_To do_
State the number of lines that contain "this", with no other text.

===== Data listing

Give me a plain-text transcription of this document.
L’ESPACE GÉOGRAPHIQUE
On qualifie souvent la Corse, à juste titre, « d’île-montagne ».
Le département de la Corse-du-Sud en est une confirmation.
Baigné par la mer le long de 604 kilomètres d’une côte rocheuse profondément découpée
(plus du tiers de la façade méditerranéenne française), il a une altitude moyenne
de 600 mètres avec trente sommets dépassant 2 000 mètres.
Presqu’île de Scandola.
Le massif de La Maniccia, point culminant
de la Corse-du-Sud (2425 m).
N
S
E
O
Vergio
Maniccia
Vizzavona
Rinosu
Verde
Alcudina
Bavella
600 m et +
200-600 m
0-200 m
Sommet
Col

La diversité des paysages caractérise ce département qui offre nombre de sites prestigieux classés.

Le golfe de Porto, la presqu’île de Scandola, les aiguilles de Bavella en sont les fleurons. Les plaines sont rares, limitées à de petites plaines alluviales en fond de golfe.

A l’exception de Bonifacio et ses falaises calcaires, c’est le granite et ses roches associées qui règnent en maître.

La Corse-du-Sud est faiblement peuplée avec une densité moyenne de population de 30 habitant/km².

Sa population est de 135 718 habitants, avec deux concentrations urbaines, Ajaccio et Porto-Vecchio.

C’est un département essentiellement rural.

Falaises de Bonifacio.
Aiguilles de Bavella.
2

==========
===== Data listing

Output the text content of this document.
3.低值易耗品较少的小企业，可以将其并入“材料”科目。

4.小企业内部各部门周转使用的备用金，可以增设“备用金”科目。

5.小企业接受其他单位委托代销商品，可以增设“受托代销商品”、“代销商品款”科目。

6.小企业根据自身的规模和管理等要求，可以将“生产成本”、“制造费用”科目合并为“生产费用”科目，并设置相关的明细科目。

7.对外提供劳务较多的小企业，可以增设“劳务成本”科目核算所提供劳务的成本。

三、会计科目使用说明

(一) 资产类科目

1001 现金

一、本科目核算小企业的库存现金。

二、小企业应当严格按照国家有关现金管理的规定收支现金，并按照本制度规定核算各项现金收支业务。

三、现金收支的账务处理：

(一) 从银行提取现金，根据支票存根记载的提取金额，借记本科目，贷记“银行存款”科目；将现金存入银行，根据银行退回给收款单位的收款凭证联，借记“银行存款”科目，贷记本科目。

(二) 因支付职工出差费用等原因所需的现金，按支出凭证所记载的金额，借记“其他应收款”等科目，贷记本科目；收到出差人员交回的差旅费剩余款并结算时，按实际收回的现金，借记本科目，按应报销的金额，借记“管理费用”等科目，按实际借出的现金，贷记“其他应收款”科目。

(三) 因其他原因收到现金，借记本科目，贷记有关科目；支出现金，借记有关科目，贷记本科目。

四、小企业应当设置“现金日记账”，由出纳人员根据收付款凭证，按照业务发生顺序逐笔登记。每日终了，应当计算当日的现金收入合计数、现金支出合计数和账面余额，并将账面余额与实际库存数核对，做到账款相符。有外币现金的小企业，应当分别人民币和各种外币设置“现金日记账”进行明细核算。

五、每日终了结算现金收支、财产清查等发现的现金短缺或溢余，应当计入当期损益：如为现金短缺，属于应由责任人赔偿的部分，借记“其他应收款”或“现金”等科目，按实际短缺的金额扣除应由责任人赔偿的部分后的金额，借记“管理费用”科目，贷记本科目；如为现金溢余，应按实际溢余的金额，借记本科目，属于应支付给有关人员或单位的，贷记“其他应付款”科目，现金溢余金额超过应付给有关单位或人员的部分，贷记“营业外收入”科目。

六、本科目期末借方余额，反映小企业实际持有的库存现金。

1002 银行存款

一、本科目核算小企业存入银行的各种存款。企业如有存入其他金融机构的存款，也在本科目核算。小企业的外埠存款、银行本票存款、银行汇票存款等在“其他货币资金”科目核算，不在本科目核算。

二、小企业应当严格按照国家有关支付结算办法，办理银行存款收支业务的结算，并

==========

_Completed exercise_
2